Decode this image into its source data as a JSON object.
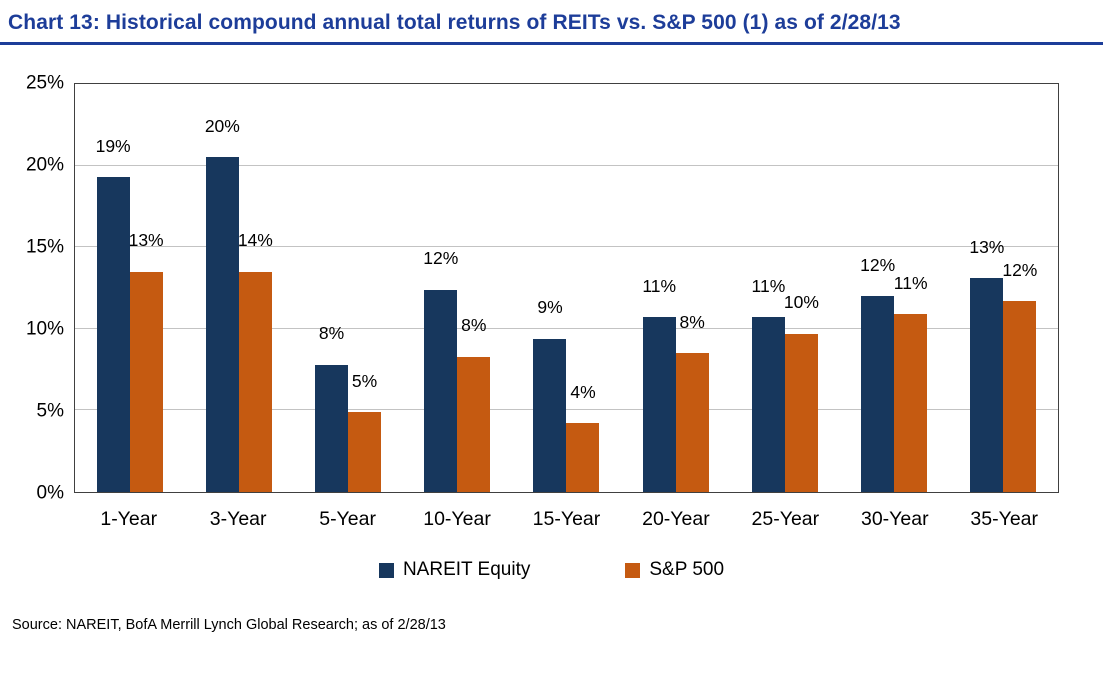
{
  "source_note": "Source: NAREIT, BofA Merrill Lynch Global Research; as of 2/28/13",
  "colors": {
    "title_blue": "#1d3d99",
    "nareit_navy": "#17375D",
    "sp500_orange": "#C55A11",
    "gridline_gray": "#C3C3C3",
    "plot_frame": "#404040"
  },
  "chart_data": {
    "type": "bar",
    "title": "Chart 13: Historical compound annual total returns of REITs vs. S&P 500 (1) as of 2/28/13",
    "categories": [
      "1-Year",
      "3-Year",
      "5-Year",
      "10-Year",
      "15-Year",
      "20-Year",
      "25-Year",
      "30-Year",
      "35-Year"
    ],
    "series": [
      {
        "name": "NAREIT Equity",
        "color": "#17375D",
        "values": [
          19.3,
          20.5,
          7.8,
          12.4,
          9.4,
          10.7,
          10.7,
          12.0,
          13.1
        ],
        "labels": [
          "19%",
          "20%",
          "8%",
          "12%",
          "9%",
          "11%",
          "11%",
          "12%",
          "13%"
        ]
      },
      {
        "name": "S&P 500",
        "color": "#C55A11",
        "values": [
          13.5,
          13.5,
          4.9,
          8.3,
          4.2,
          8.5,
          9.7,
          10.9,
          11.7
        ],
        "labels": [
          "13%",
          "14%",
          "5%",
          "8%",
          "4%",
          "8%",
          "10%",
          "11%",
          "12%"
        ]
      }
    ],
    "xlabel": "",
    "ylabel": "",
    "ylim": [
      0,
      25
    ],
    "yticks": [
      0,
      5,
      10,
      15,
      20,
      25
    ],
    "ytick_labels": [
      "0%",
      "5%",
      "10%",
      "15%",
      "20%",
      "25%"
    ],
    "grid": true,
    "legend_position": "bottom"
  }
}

++++++++++

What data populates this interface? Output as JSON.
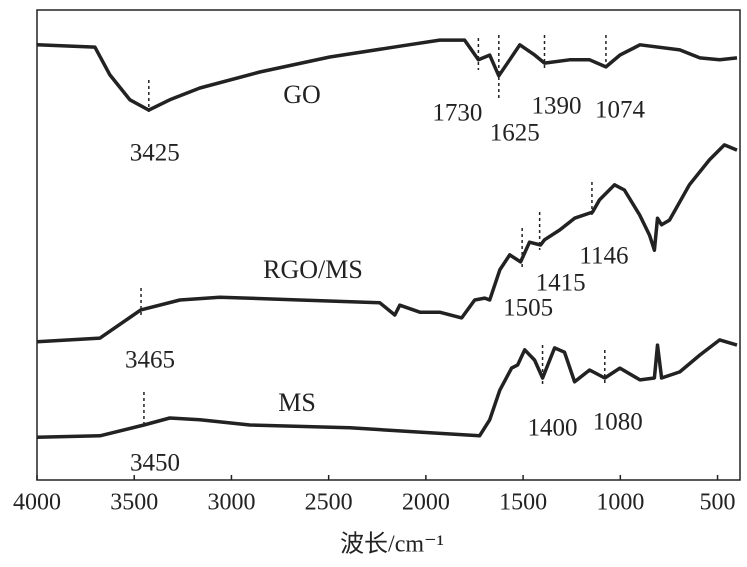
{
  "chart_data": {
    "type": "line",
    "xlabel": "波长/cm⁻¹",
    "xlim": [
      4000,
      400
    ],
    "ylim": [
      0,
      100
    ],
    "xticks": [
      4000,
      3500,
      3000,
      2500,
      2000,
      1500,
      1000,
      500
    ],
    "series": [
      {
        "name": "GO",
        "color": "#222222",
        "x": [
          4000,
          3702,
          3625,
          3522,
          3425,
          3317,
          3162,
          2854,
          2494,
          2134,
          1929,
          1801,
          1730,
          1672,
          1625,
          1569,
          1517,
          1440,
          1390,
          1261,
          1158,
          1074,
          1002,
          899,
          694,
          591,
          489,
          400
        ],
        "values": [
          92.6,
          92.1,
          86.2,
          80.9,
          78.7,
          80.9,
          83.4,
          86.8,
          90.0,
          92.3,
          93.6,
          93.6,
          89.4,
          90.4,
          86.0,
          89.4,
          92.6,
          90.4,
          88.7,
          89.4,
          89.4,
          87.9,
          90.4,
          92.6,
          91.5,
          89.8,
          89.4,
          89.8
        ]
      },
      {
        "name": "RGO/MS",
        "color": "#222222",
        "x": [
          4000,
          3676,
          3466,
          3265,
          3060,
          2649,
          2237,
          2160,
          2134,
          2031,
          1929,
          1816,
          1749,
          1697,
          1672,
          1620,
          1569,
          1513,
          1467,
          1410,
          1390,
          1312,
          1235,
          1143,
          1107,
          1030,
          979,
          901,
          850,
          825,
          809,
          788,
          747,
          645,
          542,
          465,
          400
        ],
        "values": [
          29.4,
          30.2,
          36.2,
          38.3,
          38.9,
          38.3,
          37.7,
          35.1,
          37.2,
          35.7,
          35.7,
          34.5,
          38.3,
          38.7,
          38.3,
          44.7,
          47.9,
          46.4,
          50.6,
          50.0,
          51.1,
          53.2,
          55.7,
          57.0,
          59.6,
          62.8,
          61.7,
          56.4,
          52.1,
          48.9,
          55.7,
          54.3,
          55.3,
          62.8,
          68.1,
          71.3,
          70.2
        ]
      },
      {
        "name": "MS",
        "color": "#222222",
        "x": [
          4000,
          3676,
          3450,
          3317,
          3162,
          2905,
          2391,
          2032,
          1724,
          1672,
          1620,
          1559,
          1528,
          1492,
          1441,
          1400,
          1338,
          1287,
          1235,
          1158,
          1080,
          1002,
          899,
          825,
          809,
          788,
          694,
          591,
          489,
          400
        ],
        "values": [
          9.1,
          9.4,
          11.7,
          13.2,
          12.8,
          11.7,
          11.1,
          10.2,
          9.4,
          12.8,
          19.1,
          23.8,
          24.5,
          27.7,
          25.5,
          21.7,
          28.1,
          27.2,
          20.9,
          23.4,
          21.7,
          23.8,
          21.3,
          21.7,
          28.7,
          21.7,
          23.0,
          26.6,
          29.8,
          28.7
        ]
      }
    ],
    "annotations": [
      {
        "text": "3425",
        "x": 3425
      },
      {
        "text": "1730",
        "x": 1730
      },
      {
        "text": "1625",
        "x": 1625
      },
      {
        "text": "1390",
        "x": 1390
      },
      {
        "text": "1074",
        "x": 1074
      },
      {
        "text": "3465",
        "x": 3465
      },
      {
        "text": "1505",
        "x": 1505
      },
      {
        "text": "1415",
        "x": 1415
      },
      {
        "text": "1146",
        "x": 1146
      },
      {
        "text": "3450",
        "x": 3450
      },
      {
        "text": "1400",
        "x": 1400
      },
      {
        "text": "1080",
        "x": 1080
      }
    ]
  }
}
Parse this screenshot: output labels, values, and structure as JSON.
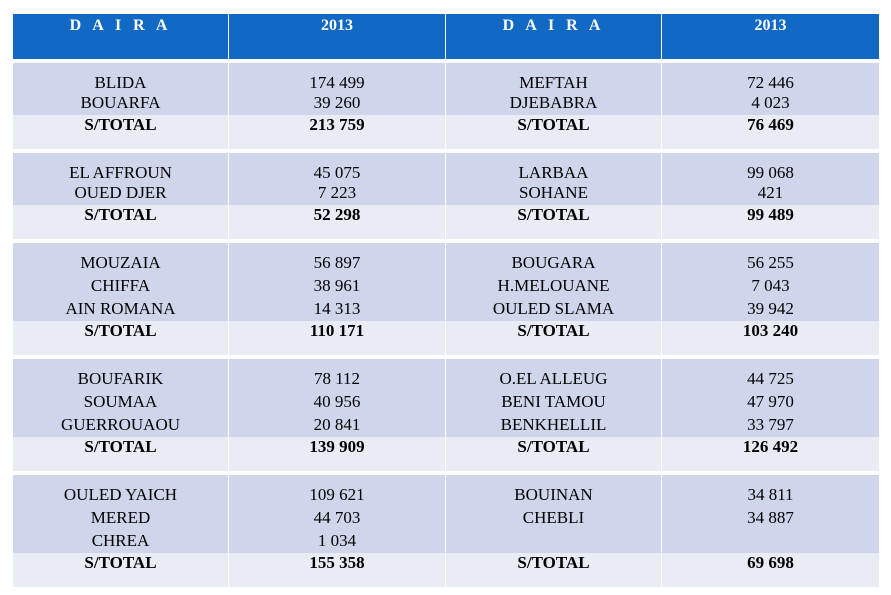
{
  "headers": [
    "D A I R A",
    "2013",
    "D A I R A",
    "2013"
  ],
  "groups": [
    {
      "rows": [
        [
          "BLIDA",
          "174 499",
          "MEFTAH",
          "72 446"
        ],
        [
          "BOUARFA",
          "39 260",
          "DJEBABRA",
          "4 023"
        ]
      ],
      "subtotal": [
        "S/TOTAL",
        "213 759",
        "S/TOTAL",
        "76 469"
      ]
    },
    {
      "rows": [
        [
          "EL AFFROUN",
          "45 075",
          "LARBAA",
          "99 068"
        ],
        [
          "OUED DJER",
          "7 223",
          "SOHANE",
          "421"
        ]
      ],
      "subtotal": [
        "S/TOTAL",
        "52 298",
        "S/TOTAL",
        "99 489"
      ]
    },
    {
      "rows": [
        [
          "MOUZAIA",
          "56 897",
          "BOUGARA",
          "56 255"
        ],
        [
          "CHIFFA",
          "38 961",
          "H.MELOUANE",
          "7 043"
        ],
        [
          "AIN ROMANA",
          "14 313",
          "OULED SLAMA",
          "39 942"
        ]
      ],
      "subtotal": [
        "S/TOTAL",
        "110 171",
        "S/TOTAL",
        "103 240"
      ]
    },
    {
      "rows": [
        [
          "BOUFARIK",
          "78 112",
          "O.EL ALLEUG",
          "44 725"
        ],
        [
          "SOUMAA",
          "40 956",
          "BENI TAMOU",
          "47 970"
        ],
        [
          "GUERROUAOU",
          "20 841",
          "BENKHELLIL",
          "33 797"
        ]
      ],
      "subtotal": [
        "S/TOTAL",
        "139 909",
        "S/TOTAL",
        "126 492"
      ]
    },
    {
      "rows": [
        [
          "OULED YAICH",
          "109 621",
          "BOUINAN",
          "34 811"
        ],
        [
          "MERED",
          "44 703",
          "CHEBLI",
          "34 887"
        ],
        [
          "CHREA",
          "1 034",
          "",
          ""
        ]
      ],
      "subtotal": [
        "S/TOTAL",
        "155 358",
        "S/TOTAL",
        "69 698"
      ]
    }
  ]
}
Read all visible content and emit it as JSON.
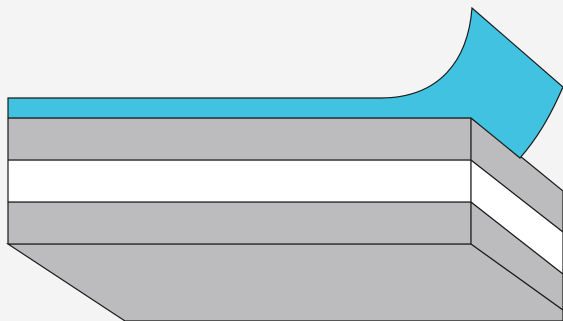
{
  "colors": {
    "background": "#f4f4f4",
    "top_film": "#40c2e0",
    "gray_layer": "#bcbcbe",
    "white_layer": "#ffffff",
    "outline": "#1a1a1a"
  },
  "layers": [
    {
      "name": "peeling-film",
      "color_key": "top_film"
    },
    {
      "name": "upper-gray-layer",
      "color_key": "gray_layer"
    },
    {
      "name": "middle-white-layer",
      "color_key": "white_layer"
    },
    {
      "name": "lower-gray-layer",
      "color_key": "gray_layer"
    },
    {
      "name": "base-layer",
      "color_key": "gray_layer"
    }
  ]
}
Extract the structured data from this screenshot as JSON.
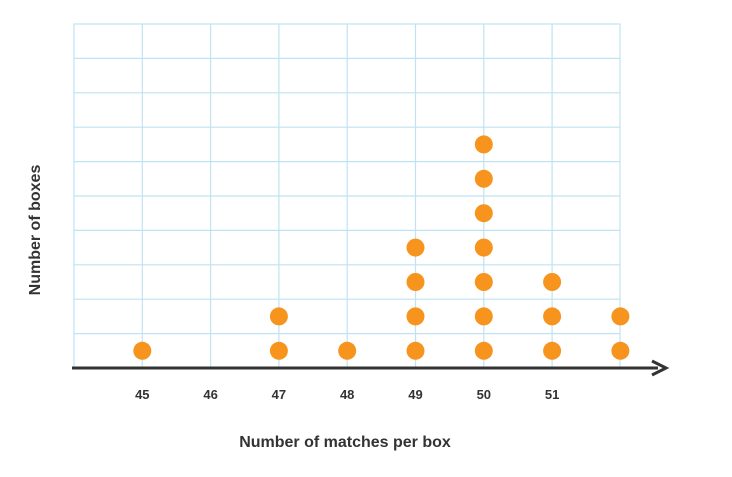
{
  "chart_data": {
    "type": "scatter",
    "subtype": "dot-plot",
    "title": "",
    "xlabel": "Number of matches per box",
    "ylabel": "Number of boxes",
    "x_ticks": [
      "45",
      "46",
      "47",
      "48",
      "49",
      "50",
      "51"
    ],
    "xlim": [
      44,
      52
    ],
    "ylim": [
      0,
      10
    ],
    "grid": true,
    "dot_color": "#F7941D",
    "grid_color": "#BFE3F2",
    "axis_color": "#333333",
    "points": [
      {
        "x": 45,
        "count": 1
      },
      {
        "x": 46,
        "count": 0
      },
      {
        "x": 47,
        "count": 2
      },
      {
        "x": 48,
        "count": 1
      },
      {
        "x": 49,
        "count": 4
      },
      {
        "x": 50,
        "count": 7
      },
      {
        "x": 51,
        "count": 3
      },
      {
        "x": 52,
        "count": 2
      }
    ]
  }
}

++++++++++

Report the number of lines above containing the word "screenshot", with no other text.

2